### Problem to work on
In the records below, find each line with the word "Praesent" and copy it.

▬▬▬▬▬▬

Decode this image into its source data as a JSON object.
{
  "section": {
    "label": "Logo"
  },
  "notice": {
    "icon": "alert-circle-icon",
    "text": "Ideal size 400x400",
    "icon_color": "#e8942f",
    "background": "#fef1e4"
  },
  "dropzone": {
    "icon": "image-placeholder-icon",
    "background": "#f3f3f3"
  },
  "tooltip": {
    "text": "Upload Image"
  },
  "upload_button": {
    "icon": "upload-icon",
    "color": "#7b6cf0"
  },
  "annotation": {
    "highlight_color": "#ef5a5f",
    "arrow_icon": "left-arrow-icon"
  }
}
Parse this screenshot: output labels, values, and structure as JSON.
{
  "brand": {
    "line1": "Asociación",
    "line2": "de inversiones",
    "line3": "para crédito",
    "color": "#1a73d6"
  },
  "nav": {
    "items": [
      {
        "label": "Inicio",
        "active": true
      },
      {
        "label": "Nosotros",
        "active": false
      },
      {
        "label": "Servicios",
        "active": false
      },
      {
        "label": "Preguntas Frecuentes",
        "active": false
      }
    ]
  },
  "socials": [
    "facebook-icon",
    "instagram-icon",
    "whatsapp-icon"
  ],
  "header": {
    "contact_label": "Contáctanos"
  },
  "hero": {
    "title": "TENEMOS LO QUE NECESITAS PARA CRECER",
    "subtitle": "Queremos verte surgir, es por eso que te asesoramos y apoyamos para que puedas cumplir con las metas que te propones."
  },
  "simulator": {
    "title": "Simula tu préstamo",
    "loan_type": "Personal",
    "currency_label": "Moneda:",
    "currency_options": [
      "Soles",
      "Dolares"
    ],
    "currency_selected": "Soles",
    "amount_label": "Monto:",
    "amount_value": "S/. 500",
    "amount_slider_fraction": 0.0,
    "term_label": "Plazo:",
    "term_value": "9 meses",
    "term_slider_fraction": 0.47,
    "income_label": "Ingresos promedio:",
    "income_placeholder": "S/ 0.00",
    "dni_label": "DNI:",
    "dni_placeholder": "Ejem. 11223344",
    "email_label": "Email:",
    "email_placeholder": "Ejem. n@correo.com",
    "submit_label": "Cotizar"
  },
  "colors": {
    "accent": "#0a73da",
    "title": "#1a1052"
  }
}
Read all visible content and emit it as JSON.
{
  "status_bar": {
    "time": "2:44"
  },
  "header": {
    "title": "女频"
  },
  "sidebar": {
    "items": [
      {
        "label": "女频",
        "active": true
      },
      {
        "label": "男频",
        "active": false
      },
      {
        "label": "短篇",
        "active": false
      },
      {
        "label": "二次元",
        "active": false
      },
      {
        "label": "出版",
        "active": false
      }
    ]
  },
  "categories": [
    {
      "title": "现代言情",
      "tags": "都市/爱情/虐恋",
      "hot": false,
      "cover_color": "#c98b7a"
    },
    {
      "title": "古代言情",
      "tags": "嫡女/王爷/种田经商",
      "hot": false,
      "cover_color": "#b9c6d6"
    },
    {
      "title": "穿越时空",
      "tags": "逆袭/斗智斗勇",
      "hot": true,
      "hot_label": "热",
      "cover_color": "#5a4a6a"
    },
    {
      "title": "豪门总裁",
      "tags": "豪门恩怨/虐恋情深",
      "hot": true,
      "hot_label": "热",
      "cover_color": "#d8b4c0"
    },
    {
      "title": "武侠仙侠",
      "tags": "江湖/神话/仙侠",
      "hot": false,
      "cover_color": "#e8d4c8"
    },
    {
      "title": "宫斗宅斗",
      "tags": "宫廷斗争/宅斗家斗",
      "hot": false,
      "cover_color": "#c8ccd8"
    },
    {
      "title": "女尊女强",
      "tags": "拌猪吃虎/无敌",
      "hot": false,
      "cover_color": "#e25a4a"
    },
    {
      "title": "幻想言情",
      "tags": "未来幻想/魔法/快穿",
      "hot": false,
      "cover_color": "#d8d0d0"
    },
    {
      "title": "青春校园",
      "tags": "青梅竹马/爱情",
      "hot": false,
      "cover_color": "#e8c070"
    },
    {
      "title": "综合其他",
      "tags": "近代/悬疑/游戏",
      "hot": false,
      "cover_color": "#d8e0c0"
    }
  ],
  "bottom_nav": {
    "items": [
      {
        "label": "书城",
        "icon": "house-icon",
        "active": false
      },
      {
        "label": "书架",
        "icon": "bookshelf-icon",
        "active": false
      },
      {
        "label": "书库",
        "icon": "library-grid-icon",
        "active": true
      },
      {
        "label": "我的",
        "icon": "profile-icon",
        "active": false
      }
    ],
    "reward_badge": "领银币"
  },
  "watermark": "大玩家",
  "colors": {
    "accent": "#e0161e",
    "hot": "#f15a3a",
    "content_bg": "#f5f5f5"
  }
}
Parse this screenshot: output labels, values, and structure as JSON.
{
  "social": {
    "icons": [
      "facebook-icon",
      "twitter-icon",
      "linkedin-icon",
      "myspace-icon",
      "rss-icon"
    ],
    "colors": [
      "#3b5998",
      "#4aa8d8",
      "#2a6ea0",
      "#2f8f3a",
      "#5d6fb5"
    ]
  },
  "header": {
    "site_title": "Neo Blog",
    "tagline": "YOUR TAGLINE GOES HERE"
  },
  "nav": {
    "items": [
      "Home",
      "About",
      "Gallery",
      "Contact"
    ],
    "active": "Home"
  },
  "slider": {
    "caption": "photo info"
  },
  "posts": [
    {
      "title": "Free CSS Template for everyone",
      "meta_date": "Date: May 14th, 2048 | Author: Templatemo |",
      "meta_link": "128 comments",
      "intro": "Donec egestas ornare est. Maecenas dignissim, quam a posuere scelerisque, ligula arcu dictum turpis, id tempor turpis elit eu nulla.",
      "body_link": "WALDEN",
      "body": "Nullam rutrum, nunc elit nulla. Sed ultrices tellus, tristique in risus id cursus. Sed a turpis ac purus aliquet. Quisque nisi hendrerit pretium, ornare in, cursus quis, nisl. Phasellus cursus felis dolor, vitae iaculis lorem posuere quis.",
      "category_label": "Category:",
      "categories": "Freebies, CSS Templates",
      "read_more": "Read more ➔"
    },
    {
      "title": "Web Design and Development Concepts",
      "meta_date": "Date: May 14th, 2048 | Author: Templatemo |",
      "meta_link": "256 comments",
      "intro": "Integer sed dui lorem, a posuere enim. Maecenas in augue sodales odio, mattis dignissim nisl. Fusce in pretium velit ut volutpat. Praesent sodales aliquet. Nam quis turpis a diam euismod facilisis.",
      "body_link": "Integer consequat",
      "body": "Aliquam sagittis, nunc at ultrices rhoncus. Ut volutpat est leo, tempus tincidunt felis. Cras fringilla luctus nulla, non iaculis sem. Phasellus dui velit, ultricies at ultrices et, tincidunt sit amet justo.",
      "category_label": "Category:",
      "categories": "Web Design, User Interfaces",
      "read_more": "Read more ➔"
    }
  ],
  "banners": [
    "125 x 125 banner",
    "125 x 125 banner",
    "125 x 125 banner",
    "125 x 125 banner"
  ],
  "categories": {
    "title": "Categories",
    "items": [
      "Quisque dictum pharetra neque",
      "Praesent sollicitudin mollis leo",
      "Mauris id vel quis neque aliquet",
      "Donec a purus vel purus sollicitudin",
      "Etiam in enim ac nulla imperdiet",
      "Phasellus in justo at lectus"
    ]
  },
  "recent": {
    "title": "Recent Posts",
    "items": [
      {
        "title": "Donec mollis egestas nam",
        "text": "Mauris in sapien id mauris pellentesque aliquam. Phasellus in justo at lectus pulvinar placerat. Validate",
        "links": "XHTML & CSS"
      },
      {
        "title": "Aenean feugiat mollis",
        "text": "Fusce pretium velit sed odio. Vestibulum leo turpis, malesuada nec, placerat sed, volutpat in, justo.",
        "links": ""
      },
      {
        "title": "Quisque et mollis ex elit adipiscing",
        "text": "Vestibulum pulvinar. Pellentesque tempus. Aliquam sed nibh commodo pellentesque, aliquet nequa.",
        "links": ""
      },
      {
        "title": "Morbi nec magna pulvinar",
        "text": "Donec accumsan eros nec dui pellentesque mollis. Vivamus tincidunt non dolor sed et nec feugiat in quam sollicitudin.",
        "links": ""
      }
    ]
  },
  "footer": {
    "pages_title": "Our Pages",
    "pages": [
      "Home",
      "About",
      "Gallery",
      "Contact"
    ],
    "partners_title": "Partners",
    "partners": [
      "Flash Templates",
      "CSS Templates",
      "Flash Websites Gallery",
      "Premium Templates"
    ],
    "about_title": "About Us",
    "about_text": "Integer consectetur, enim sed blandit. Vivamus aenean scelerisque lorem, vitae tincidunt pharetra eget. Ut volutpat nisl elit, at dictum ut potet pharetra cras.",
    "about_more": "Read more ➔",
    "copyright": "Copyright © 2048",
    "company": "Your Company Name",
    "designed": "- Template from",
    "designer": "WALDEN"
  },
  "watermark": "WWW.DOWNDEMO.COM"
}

▬▬▬▬▬▬

### Result of the exercise
      "intro": "Integer sed dui lorem, a posuere enim. Maecenas in augue sodales odio, mattis dignissim nisl. Fusce in pretium velit ut volutpat. Praesent sodales aliquet. Nam quis turpis a diam euismod facilisis.",
      "Praesent sollicitudin mollis leo",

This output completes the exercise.